Written problem: Identify the lines bearing the string "Profit" and gather them.

— start of The records —

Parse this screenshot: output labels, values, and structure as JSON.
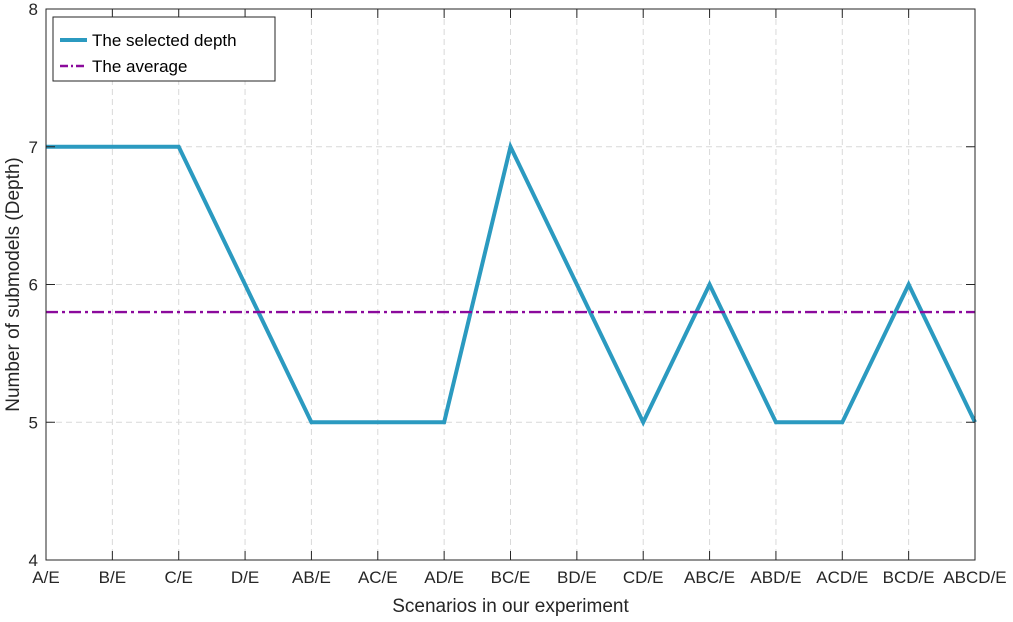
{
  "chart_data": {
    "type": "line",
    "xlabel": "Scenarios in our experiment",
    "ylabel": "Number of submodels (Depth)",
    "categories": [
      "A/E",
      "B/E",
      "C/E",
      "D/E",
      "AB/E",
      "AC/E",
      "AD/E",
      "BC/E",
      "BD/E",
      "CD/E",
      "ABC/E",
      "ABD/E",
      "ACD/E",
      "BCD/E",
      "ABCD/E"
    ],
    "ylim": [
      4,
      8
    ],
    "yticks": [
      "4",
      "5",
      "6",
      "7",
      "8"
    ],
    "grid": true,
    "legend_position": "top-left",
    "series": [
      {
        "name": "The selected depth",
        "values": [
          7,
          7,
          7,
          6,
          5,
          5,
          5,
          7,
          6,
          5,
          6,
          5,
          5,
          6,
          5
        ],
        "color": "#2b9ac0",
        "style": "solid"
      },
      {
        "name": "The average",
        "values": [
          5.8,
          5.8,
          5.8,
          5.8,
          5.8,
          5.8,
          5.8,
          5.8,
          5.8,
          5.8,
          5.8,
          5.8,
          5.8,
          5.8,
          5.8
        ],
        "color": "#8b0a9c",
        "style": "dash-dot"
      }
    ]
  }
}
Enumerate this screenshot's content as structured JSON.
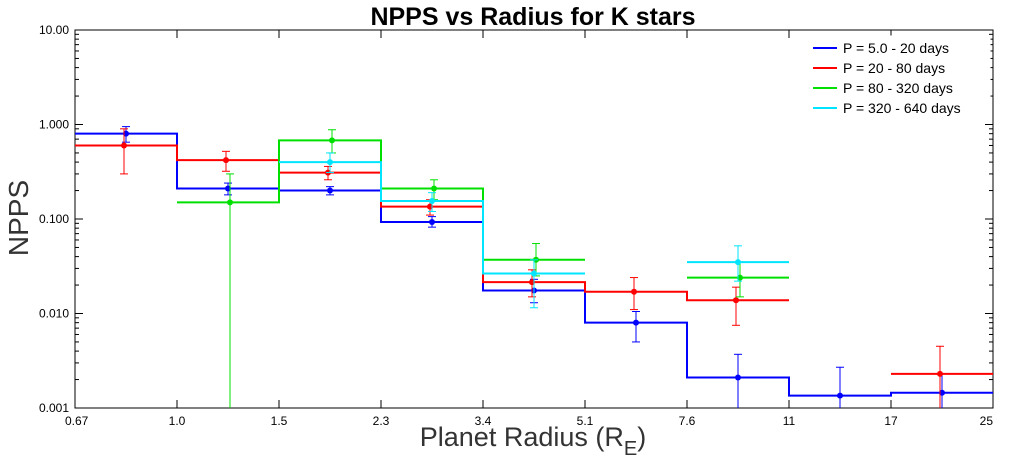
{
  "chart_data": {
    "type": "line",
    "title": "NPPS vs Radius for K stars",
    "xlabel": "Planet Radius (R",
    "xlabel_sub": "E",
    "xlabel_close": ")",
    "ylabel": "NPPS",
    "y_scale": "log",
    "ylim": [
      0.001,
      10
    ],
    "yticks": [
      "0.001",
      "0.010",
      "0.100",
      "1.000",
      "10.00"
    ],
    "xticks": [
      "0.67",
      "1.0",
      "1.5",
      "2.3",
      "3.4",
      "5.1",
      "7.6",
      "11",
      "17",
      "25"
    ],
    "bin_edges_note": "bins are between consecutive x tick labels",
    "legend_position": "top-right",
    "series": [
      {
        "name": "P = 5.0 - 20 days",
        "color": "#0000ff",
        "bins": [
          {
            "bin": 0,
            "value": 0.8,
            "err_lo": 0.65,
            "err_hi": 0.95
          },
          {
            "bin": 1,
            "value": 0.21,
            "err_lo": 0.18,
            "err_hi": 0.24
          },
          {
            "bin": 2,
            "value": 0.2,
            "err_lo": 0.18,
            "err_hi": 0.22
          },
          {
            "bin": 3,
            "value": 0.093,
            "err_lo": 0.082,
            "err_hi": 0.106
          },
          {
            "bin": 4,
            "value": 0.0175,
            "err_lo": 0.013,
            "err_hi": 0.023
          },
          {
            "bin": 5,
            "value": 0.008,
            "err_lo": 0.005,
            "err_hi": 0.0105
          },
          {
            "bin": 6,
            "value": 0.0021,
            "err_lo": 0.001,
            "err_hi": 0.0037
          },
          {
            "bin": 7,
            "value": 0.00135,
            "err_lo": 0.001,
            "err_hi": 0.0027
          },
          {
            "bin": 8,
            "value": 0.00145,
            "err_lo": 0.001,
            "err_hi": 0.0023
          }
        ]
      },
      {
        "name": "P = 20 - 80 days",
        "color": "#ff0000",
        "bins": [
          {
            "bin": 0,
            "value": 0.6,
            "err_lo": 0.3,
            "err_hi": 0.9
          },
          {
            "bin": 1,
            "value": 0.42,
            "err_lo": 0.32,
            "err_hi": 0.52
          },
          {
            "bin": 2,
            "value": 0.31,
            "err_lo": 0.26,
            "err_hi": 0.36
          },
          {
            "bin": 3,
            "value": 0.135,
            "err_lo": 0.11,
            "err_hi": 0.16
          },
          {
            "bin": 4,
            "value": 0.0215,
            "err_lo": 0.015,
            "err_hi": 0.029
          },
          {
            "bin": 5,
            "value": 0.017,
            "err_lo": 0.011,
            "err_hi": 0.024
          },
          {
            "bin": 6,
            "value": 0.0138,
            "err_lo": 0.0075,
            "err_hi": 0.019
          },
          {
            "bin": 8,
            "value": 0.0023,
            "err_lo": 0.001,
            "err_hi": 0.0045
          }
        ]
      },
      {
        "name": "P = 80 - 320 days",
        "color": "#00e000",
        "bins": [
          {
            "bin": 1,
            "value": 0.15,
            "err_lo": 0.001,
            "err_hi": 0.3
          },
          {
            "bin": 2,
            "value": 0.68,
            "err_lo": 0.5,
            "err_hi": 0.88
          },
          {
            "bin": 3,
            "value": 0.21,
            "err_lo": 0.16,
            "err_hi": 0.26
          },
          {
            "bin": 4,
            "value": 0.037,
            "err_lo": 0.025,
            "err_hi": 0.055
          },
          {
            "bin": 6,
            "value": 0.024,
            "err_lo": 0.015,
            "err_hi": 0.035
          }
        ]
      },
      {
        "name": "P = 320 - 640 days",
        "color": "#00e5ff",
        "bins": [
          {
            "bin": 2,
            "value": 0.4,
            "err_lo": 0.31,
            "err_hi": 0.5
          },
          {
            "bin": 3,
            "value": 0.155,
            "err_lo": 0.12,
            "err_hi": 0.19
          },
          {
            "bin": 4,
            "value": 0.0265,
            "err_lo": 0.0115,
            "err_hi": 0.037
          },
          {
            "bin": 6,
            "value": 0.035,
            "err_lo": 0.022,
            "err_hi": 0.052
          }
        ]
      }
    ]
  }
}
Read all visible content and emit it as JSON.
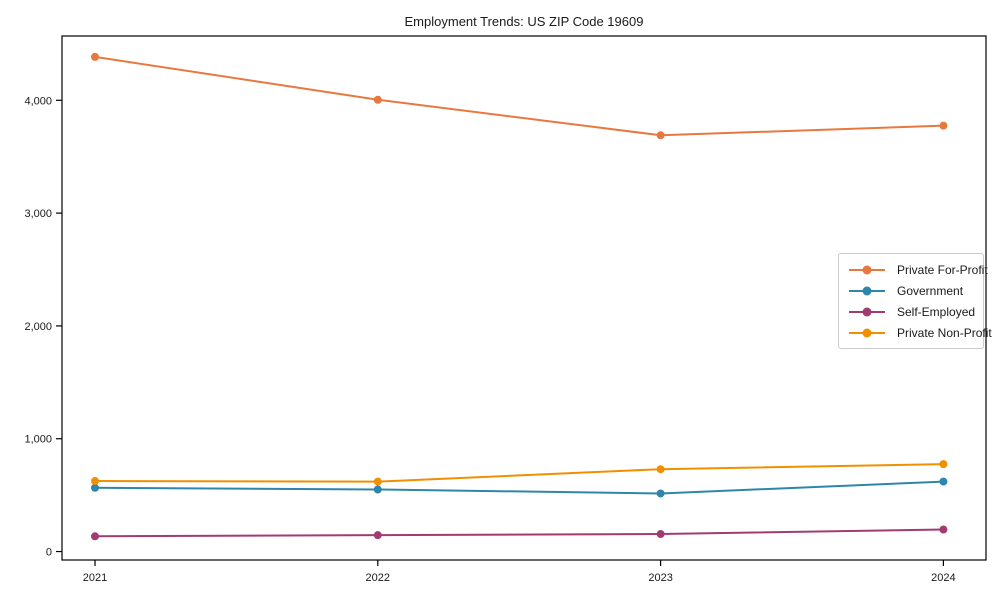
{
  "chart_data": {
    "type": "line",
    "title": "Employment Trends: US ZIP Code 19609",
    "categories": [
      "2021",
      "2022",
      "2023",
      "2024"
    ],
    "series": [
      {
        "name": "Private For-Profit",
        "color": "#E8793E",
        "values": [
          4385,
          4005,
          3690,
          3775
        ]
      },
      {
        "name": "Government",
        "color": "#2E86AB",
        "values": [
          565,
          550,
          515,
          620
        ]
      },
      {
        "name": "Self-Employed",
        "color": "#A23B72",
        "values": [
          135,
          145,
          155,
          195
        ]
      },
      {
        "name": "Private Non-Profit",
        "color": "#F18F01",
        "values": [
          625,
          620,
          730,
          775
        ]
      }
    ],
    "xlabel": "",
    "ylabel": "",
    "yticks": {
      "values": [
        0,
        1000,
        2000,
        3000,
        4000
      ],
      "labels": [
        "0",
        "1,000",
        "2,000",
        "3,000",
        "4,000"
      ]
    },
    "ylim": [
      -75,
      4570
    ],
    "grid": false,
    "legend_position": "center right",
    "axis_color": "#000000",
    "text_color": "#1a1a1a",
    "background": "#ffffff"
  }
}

— end of The records —
— start of The records —

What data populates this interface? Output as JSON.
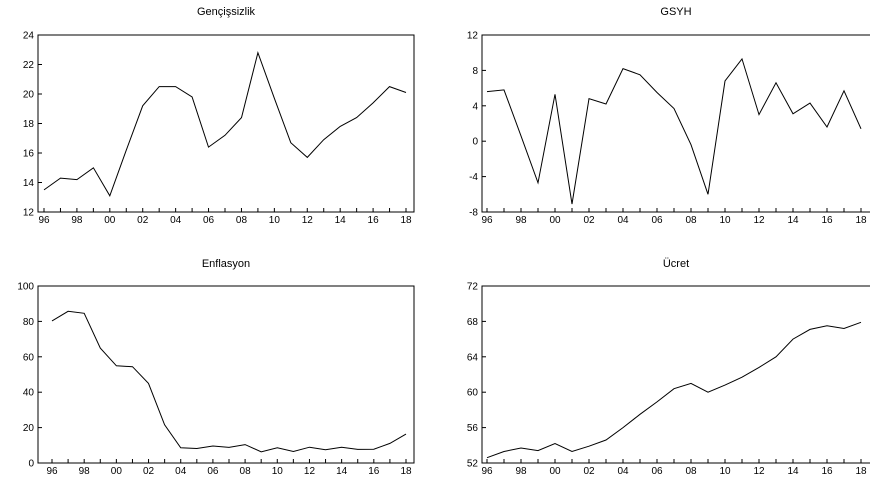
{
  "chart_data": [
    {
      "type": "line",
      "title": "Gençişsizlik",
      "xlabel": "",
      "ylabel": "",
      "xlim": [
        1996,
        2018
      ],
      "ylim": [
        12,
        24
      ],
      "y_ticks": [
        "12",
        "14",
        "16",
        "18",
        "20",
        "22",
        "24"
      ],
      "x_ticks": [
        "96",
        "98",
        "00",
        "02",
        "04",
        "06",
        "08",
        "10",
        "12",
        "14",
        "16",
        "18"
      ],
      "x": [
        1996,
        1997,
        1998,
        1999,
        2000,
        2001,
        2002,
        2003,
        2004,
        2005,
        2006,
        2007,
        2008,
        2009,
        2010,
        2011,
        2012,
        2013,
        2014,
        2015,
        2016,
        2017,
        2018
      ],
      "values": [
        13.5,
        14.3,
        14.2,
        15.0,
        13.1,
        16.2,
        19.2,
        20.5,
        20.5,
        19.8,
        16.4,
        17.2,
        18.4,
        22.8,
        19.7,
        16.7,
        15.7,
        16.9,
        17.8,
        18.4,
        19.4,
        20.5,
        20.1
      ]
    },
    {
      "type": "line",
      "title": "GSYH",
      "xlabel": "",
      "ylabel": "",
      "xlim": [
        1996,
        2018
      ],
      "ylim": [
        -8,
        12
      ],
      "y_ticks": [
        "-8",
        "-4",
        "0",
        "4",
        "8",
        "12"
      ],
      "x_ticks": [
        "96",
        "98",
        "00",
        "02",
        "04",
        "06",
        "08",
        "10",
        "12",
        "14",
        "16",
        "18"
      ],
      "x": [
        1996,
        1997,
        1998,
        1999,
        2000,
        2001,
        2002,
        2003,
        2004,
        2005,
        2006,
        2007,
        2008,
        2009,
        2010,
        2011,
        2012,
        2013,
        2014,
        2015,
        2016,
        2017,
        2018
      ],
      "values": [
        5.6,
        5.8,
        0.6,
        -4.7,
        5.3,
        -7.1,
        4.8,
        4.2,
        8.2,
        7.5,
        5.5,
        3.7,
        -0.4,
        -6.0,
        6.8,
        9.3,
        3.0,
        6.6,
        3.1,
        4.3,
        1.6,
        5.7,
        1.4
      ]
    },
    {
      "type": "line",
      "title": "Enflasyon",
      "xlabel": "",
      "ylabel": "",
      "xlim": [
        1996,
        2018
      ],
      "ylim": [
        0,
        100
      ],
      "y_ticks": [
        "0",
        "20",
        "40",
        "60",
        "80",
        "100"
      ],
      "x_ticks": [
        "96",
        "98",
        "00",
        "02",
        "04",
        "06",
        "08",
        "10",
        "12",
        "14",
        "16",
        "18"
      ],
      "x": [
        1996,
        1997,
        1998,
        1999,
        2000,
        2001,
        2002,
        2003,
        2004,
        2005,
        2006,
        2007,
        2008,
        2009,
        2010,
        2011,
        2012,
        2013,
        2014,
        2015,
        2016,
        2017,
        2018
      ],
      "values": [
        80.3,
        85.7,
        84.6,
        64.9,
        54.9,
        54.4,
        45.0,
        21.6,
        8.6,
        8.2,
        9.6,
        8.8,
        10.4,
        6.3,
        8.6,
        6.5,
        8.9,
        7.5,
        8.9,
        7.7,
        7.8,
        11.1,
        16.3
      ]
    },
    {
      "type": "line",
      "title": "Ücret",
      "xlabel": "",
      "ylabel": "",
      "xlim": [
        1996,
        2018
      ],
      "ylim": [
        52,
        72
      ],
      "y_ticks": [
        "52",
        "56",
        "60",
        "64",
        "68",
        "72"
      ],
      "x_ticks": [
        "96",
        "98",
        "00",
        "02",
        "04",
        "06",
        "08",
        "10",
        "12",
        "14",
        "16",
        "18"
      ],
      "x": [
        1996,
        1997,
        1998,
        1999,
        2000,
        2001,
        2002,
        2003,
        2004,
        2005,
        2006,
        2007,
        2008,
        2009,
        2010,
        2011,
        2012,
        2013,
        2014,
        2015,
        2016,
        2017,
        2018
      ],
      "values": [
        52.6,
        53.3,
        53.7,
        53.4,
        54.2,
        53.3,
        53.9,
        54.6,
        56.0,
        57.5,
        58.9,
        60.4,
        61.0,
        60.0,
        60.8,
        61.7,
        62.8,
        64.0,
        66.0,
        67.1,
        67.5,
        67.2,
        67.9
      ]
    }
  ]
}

— end of The records —

Exercise answer:
        "name": "Private For-Profit",
        "name": "Private Non-Profit",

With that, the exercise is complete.